- INSTRUCTIONS FOR THE TASK
State how many lines contain "this", and write nothing except that count.

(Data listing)
......

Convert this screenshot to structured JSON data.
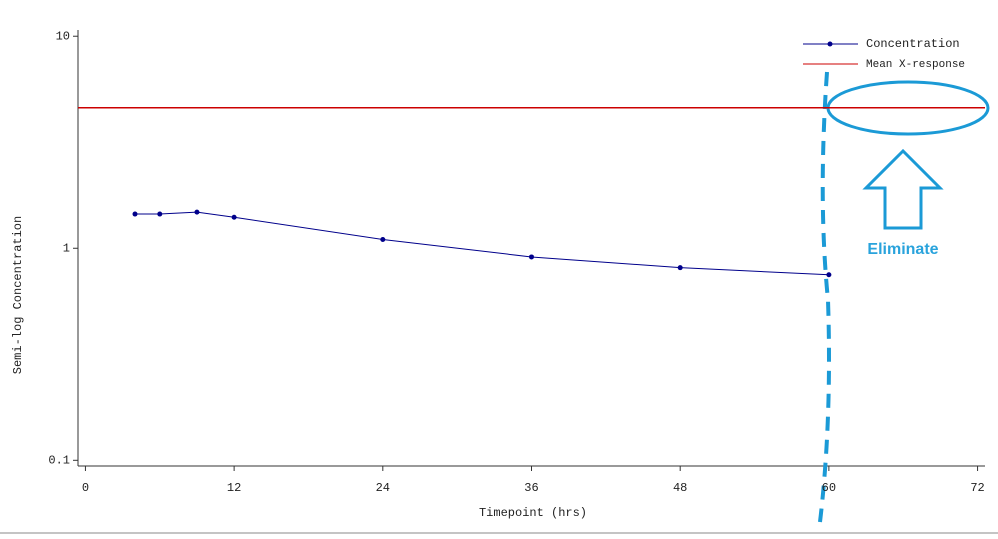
{
  "chart_data": {
    "type": "line",
    "y_label": "Semi-log Concentration",
    "x_label": "Timepoint (hrs)",
    "x": [
      4,
      6,
      9,
      12,
      24,
      36,
      48,
      60
    ],
    "series": [
      {
        "name": "Concentration",
        "color": "#00008b",
        "values": [
          1.45,
          1.45,
          1.48,
          1.4,
          1.1,
          0.91,
          0.81,
          0.75
        ]
      }
    ],
    "reference_lines": [
      {
        "name": "Mean X-response",
        "color": "#cc0000",
        "value": 4.6
      }
    ],
    "xlim": [
      -0.6,
      72.6
    ],
    "xticks": [
      0,
      12,
      24,
      36,
      48,
      60,
      72
    ],
    "ylim": [
      0.094,
      10.7
    ],
    "yticks": [
      0.1,
      1,
      10
    ],
    "log_scale_y": true,
    "grid": false,
    "legend_position": "top-right",
    "annotations": [
      "Eliminate"
    ]
  }
}
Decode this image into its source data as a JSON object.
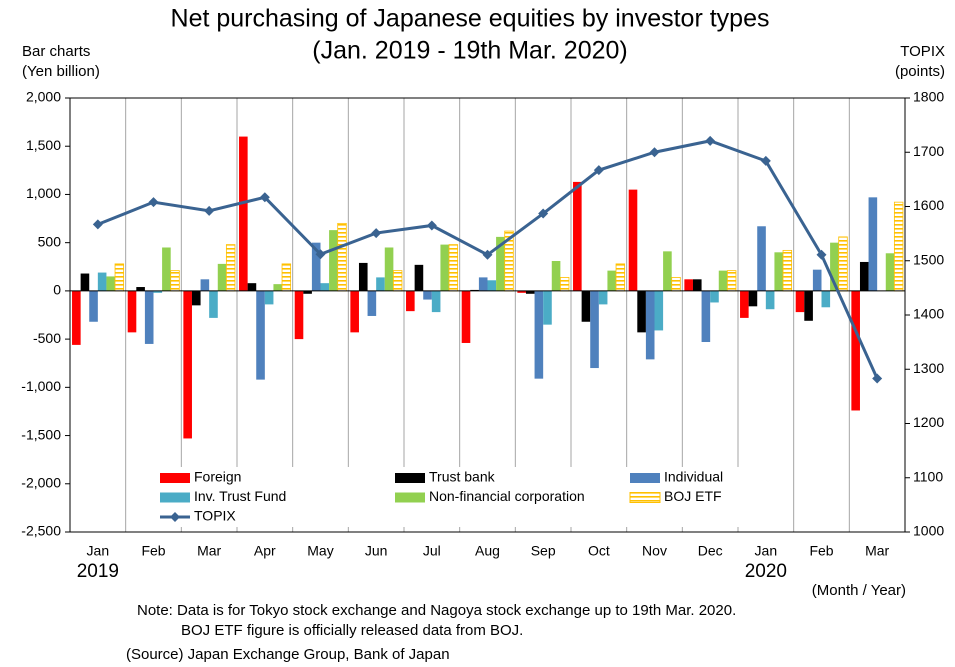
{
  "chart_data": {
    "type": "bar_line",
    "title": "Net purchasing of Japanese equities by investor types",
    "subtitle": "(Jan. 2019 - 19th Mar. 2020)",
    "y_label": [
      "Bar charts",
      "(Yen billion)"
    ],
    "y2_label": [
      "TOPIX",
      "(points)"
    ],
    "x_label": "(Month / Year)",
    "categories": [
      "Jan",
      "Feb",
      "Mar",
      "Apr",
      "May",
      "Jun",
      "Jul",
      "Aug",
      "Sep",
      "Oct",
      "Nov",
      "Dec",
      "Jan",
      "Feb",
      "Mar"
    ],
    "year_labels": [
      {
        "index": 0,
        "label": "2019"
      },
      {
        "index": 12,
        "label": "2020"
      }
    ],
    "series": [
      {
        "name": "Foreign",
        "color": "#ff0000",
        "values": [
          -560,
          -430,
          -1530,
          1600,
          -500,
          -430,
          -210,
          -540,
          -20,
          1130,
          1050,
          120,
          -280,
          -220,
          -1240
        ]
      },
      {
        "name": "Trust bank",
        "color": "#000000",
        "values": [
          180,
          40,
          -150,
          80,
          -30,
          290,
          270,
          10,
          -30,
          -320,
          -430,
          120,
          -160,
          -310,
          300
        ]
      },
      {
        "name": "Individual",
        "color": "#4f81bd",
        "values": [
          -320,
          -550,
          120,
          -920,
          500,
          -260,
          -90,
          140,
          -910,
          -800,
          -710,
          -530,
          670,
          220,
          970
        ]
      },
      {
        "name": "Inv. Trust Fund",
        "color": "#4bacc6",
        "values": [
          190,
          -20,
          -280,
          -140,
          80,
          140,
          -220,
          110,
          -350,
          -140,
          -410,
          -120,
          -190,
          -170,
          0
        ]
      },
      {
        "name": "Non-financial corporation",
        "color": "#92d050",
        "values": [
          150,
          450,
          280,
          70,
          630,
          450,
          480,
          560,
          310,
          210,
          410,
          210,
          400,
          500,
          390
        ]
      },
      {
        "name": "BOJ ETF",
        "color": "#ffc000",
        "values": [
          280,
          210,
          480,
          280,
          700,
          210,
          480,
          620,
          140,
          280,
          140,
          210,
          420,
          560,
          920
        ]
      },
      {
        "name": "TOPIX",
        "color": "#3a6391",
        "axis": "y2",
        "values": [
          1567,
          1608,
          1592,
          1617,
          1512,
          1551,
          1565,
          1511,
          1587,
          1667,
          1700,
          1721,
          1684,
          1511,
          1283
        ]
      }
    ],
    "ylim": [
      -2500,
      2000
    ],
    "yticks": [
      {
        "value": -2500,
        "label": "-2,500"
      },
      {
        "value": -2000,
        "label": "-2,000"
      },
      {
        "value": -1500,
        "label": "-1,500"
      },
      {
        "value": -1000,
        "label": "-1,000"
      },
      -500,
      0,
      500,
      {
        "value": 1000,
        "label": "1,000"
      },
      {
        "value": 1500,
        "label": "1,500"
      },
      {
        "value": 2000,
        "label": "2,000"
      }
    ],
    "y2lim": [
      1000,
      1800
    ],
    "y2ticks": [
      1000,
      1100,
      1200,
      1300,
      1400,
      1500,
      1600,
      1700,
      1800
    ],
    "notes": [
      "Note: Data is for Tokyo stock exchange and Nagoya stock exchange up to 19th Mar. 2020.",
      "BOJ ETF figure is officially released data from BOJ.",
      "(Source) Japan Exchange Group, Bank of Japan"
    ]
  }
}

......

- RESPONSE TO THE TASK
2